◆ TASK: Locate each line holding the string "this" and copy it.

◆ Records:
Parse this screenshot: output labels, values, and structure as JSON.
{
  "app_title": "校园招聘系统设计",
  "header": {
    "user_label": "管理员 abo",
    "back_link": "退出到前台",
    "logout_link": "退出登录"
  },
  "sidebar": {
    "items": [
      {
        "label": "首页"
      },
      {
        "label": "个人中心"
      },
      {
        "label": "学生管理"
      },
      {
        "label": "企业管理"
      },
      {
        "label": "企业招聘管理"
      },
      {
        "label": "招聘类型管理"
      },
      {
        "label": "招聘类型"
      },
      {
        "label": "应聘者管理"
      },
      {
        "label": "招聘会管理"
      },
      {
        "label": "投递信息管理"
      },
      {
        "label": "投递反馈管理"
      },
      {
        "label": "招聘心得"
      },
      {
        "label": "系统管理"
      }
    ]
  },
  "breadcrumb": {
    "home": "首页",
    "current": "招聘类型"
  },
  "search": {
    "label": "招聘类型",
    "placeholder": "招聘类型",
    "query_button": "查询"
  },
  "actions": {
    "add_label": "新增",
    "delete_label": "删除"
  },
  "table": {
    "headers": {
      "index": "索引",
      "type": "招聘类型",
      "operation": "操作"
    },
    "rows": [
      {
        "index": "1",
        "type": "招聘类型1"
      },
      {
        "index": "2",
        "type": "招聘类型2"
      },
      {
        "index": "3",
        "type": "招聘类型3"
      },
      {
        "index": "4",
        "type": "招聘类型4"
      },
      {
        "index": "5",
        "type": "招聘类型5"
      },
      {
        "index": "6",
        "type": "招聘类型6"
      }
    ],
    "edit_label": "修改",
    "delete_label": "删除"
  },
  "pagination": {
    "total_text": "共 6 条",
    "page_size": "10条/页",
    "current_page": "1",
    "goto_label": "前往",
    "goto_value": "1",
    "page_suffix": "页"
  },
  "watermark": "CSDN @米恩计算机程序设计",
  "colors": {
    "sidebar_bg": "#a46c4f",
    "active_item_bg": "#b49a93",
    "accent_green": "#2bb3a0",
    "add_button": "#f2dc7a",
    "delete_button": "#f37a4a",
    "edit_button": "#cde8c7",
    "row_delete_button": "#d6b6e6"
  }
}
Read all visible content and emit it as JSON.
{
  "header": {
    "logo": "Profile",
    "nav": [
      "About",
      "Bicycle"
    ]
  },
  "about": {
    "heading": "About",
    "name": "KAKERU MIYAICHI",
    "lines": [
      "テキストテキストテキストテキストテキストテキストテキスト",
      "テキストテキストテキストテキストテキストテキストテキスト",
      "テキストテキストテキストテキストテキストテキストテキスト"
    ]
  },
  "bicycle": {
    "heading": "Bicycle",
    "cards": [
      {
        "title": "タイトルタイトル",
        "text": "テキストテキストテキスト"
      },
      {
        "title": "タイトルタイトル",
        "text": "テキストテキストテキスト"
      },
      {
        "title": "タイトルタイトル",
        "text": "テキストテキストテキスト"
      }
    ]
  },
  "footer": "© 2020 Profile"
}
--
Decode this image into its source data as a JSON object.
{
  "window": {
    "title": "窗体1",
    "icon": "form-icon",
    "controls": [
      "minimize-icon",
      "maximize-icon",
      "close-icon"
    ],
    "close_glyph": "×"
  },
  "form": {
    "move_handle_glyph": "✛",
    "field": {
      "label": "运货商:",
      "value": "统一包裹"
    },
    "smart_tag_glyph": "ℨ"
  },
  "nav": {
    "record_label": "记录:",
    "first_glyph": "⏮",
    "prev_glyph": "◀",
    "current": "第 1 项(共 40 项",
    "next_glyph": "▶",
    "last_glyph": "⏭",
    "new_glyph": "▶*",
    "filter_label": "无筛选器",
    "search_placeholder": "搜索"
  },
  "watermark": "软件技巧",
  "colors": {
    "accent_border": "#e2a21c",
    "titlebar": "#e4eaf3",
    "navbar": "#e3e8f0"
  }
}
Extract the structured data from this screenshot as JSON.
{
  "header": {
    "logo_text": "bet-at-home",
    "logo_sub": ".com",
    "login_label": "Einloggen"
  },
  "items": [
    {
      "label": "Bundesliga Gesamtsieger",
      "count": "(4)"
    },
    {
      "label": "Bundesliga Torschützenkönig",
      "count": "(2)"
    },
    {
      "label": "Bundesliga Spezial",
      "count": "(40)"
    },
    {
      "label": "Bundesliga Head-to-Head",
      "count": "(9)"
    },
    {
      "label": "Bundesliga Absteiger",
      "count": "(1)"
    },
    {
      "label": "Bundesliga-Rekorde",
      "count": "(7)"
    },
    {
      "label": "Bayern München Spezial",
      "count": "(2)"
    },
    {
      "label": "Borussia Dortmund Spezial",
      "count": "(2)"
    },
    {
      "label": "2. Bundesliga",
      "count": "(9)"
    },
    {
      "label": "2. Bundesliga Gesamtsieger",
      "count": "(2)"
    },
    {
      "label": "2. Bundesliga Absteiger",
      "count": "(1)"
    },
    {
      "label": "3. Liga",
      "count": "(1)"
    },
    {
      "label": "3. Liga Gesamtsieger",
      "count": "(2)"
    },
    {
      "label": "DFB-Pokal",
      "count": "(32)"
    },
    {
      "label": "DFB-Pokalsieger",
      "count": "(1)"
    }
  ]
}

◆ THE OUTPUT:
Parse this screenshot: output labels, values, and structure as JSON.
Decode this image into its source data as a JSON object.
Extract the structured data from this screenshot as JSON.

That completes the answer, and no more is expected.